Rows from a dataset
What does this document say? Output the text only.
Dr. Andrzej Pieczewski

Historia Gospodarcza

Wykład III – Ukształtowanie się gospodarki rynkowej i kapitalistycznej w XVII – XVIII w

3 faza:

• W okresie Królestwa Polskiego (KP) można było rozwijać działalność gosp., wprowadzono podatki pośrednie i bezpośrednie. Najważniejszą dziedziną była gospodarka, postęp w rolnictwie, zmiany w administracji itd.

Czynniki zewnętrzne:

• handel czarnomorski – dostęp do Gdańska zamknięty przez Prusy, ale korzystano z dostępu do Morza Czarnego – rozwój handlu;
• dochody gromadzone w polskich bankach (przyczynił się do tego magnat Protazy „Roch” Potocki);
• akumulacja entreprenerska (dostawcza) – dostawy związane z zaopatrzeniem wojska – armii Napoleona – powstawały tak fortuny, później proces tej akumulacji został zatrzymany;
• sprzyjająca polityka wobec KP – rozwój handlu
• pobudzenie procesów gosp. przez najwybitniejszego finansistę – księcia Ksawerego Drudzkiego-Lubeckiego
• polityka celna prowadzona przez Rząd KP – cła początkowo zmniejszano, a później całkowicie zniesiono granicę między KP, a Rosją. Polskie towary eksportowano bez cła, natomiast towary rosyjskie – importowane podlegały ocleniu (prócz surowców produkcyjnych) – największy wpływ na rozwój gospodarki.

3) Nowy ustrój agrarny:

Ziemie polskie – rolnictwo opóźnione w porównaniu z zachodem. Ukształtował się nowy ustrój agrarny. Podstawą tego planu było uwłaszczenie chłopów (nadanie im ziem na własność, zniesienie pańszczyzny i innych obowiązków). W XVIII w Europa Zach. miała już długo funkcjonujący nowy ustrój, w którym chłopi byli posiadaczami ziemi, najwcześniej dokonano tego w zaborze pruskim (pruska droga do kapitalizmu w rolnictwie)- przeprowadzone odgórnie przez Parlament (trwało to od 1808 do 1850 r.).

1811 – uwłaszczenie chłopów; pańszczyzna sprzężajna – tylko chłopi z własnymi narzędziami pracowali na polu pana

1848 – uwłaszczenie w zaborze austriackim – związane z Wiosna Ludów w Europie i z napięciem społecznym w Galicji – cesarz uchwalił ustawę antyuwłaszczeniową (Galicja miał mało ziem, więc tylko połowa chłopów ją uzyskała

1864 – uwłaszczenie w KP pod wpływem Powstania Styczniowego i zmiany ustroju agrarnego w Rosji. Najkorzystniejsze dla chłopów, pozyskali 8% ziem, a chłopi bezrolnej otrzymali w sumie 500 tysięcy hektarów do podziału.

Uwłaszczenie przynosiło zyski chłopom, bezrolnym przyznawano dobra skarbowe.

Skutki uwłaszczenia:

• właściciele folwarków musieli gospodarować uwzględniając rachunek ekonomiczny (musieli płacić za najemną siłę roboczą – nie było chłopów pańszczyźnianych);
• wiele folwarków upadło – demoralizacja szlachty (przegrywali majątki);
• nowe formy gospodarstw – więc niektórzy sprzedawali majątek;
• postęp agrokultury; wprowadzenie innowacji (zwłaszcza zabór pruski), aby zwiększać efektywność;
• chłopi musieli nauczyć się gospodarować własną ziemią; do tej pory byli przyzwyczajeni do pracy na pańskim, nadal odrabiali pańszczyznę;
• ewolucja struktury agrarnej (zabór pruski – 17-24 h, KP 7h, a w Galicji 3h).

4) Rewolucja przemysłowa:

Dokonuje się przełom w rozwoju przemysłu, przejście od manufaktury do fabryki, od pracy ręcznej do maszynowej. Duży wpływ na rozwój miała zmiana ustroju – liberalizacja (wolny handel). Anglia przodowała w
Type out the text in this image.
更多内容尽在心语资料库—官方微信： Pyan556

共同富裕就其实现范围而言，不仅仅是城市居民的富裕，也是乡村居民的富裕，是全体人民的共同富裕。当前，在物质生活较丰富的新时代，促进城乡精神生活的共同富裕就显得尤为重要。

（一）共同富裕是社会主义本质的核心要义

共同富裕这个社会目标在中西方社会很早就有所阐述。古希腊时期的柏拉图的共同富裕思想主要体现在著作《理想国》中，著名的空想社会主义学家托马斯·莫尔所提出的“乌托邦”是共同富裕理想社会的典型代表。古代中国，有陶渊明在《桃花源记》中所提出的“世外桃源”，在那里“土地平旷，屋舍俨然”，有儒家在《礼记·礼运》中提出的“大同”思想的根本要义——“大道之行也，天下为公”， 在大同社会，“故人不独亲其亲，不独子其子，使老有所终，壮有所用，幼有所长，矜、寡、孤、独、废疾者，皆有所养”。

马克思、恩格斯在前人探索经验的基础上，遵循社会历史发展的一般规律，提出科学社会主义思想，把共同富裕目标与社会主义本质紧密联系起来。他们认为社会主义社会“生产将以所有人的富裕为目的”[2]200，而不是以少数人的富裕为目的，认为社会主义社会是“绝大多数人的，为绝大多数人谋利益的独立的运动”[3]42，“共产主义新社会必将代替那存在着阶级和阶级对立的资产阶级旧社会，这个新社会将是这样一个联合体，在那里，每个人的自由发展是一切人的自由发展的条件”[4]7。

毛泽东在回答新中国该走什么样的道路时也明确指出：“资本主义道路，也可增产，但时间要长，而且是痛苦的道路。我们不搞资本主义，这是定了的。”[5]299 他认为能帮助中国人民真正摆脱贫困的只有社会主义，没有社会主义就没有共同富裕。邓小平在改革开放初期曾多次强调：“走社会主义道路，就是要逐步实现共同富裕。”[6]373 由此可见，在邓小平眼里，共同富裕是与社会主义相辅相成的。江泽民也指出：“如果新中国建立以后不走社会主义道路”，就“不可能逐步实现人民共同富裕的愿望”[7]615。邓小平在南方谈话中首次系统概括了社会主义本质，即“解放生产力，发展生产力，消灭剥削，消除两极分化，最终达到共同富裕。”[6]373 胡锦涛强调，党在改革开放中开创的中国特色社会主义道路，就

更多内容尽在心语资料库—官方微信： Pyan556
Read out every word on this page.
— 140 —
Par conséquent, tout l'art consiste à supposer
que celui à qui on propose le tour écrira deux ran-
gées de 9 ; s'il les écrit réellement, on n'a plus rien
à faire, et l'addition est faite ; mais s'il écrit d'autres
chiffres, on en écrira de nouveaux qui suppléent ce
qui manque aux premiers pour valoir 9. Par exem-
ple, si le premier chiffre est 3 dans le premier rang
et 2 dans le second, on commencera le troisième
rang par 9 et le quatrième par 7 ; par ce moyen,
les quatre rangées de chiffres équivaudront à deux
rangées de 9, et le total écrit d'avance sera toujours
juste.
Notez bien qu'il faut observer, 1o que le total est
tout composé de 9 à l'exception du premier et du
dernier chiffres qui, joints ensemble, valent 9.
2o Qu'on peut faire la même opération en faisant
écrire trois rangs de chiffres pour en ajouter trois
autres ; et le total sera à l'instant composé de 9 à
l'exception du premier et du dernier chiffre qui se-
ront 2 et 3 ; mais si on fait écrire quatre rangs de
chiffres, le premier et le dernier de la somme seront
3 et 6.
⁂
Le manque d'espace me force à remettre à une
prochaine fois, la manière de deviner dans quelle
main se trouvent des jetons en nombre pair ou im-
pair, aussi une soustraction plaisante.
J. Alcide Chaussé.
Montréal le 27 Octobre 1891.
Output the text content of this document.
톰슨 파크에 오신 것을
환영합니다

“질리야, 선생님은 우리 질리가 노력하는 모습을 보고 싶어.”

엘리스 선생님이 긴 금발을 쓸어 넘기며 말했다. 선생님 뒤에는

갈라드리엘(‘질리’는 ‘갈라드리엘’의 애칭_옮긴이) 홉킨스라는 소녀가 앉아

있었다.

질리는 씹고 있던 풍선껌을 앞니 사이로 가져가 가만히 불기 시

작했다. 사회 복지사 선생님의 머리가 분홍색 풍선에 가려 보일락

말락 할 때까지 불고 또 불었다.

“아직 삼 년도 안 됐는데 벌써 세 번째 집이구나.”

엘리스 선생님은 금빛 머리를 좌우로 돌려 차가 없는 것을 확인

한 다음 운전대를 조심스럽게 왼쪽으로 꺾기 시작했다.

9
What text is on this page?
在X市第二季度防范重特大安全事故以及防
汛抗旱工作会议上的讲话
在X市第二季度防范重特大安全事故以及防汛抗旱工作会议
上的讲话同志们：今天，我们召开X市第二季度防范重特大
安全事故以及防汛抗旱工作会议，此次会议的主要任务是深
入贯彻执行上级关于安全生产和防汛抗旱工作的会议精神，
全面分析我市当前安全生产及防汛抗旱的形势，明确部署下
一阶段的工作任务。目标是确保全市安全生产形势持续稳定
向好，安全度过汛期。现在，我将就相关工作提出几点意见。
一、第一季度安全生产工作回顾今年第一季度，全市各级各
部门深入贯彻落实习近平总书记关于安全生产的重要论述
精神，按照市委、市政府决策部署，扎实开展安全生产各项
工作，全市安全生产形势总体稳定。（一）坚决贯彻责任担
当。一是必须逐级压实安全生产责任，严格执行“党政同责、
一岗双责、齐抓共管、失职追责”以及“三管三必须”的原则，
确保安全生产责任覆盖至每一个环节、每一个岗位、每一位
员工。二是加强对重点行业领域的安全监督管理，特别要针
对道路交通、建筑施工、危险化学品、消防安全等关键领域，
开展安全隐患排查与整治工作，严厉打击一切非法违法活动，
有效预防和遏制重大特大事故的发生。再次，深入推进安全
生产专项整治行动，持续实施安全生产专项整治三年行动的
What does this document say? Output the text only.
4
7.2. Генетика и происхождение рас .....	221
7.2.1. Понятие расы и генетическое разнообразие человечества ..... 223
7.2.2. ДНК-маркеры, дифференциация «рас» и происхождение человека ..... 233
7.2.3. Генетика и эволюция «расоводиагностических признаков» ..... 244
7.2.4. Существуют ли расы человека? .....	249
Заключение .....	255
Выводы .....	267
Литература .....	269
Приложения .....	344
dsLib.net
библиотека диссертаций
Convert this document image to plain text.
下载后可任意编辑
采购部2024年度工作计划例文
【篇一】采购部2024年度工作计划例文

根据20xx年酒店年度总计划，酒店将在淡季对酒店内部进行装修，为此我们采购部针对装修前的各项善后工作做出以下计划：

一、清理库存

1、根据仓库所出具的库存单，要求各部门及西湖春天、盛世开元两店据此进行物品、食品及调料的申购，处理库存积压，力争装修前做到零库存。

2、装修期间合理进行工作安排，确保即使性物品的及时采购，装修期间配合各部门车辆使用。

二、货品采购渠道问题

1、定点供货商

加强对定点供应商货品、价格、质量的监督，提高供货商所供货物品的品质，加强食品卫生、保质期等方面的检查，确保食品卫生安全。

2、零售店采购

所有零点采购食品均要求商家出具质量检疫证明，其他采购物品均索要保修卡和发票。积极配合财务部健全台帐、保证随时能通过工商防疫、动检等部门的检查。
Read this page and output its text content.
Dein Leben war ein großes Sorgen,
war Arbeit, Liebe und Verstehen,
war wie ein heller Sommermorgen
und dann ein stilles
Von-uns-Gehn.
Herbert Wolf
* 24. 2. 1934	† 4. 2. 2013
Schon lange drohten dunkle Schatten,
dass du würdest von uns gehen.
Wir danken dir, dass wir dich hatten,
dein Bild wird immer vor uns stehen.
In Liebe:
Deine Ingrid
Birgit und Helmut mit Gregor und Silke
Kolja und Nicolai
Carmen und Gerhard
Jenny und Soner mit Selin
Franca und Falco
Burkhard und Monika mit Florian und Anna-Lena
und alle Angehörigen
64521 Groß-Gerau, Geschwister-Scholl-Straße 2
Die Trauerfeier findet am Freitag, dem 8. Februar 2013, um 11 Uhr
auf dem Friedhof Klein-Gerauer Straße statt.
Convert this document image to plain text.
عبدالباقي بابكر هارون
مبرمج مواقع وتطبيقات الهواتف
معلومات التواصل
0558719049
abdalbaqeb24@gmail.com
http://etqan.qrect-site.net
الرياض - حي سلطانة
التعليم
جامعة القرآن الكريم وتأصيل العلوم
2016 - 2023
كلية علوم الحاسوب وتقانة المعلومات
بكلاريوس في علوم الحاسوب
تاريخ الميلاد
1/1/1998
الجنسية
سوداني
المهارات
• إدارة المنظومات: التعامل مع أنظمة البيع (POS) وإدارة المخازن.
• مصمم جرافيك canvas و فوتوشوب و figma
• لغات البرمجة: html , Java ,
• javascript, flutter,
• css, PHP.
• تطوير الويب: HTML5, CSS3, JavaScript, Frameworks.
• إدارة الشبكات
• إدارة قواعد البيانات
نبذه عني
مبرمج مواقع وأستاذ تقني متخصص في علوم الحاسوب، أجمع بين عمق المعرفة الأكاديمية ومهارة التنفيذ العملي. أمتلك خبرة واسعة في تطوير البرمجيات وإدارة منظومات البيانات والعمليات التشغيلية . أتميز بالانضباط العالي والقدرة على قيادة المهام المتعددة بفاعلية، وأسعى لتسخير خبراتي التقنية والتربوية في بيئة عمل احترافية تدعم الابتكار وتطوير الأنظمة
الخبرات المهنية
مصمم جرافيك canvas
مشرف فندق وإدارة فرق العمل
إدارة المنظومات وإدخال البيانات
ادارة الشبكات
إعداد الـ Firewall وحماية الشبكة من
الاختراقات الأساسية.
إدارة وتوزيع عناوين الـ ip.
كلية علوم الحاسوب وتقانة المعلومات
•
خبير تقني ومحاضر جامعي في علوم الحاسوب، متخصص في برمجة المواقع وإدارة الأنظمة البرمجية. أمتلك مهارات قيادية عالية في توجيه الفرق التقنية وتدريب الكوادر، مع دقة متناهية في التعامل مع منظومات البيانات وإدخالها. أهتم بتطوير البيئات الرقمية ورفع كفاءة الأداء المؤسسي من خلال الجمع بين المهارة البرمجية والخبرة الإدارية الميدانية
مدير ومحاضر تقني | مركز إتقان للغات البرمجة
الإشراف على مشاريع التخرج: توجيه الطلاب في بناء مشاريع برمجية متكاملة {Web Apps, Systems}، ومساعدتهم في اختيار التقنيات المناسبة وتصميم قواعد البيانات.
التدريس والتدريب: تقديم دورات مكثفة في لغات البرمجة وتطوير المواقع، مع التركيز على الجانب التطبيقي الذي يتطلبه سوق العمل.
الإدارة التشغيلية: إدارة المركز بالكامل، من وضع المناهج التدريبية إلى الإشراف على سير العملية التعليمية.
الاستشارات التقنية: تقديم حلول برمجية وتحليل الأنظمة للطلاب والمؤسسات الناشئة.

**Exercise directions:** Every line in the data above that contains "zaborze" needs to be copied.

**Solved problem:**
Ziemie polskie – rolnictwo opóźnione w porównaniu z zachodem. Ukształtował się nowy ustrój agrarny. Podstawą tego planu było uwłaszczenie chłopów (nadanie im ziem na własność, zniesienie pańszczyzny i innych obowiązków). W XVIII w Europa Zach. miała już długo funkcjonujący nowy ustrój, w którym chłopi byli posiadaczami ziemi, najwcześniej dokonano tego w zaborze pruskim (pruska droga do kapitalizmu w rolnictwie)- przeprowadzone odgórnie przez Parlament (trwało to od 1808 do 1850 r.).
1848 – uwłaszczenie w zaborze austriackim – związane z Wiosna Ludów w Europie i z napięciem społecznym w Galicji – cesarz uchwalił ustawę antyuwłaszczeniową (Galicja miał mało ziem, więc tylko połowa chłopów ją uzyskała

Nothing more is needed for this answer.